WHAT TO WORK ON
Set down the material below in full, matching it exactly.

PROVIDED INFORMATION
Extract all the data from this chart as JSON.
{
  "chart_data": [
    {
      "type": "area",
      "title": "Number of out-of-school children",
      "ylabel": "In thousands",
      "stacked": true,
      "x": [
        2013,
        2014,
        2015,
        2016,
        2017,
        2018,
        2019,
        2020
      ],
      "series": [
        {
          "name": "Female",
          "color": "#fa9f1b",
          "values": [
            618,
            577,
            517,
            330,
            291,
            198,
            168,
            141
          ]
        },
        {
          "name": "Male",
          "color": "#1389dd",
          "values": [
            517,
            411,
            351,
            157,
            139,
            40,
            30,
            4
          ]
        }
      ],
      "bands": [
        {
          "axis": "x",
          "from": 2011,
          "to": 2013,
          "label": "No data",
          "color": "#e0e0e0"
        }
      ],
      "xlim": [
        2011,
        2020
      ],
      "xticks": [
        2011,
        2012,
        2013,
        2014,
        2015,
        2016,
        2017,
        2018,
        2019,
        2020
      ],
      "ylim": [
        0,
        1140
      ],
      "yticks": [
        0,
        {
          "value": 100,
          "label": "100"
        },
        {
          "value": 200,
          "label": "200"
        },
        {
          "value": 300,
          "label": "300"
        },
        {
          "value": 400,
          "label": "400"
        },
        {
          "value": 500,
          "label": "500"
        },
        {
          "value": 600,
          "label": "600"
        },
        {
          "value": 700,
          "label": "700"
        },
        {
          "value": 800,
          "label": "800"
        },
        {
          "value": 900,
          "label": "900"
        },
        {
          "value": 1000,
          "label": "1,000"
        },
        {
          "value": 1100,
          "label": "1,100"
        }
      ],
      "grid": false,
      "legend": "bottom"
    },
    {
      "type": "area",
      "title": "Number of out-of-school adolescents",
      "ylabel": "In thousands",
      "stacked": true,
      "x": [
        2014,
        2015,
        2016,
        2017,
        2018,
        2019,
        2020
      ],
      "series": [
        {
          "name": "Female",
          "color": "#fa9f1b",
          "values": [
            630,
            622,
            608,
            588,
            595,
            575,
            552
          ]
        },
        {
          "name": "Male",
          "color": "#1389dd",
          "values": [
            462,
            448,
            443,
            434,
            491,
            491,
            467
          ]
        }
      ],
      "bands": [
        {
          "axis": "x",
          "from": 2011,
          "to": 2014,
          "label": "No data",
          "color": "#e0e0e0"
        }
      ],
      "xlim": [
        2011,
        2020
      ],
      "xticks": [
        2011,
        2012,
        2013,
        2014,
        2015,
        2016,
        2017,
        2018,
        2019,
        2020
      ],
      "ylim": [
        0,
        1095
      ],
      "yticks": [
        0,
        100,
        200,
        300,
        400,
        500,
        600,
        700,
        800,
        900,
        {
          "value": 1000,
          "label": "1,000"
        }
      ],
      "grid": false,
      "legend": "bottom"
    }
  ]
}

SOLUTION
Extract all the data from this chart as JSON.
{
  "chart_data": [
    {
      "type": "area",
      "title": "Number of out-of-school children",
      "ylabel": "In thousands",
      "stacked": true,
      "x": [
        2013,
        2014,
        2015,
        2016,
        2017,
        2018,
        2019,
        2020
      ],
      "series": [
        {
          "name": "Female",
          "color": "#fa9f1b",
          "values": [
            618,
            577,
            517,
            330,
            291,
            198,
            168,
            141
          ]
        },
        {
          "name": "Male",
          "color": "#1389dd",
          "values": [
            517,
            411,
            351,
            157,
            139,
            40,
            30,
            4
          ]
        }
      ],
      "bands": [
        {
          "axis": "x",
          "from": 2011,
          "to": 2013,
          "label": "No data",
          "color": "#e0e0e0"
        }
      ],
      "xlim": [
        2011,
        2020
      ],
      "xticks": [
        2011,
        2012,
        2013,
        2014,
        2015,
        2016,
        2017,
        2018,
        2019,
        2020
      ],
      "ylim": [
        0,
        1140
      ],
      "yticks": [
        0,
        {
          "value": 100,
          "label": "100"
        },
        {
          "value": 200,
          "label": "200"
        },
        {
          "value": 300,
          "label": "300"
        },
        {
          "value": 400,
          "label": "400"
        },
        {
          "value": 500,
          "label": "500"
        },
        {
          "value": 600,
          "label": "600"
        },
        {
          "value": 700,
          "label": "700"
        },
        {
          "value": 800,
          "label": "800"
        },
        {
          "value": 900,
          "label": "900"
        },
        {
          "value": 1000,
          "label": "1,000"
        },
        {
          "value": 1100,
          "label": "1,100"
        }
      ],
      "grid": false,
      "legend": "bottom"
    },
    {
      "type": "area",
      "title": "Number of out-of-school adolescents",
      "ylabel": "In thousands",
      "stacked": true,
      "x": [
        2014,
        2015,
        2016,
        2017,
        2018,
        2019,
        2020
      ],
      "series": [
        {
          "name": "Female",
          "color": "#fa9f1b",
          "values": [
            630,
            622,
            608,
            588,
            595,
            575,
            552
          ]
        },
        {
          "name": "Male",
          "color": "#1389dd",
          "values": [
            462,
            448,
            443,
            434,
            491,
            491,
            467
          ]
        }
      ],
      "bands": [
        {
          "axis": "x",
          "from": 2011,
          "to": 2014,
          "label": "No data",
          "color": "#e0e0e0"
        }
      ],
      "xlim": [
        2011,
        2020
      ],
      "xticks": [
        2011,
        2012,
        2013,
        2014,
        2015,
        2016,
        2017,
        2018,
        2019,
        2020
      ],
      "ylim": [
        0,
        1095
      ],
      "yticks": [
        0,
        100,
        200,
        300,
        400,
        500,
        600,
        700,
        800,
        900,
        {
          "value": 1000,
          "label": "1,000"
        }
      ],
      "grid": false,
      "legend": "bottom"
    }
  ]
}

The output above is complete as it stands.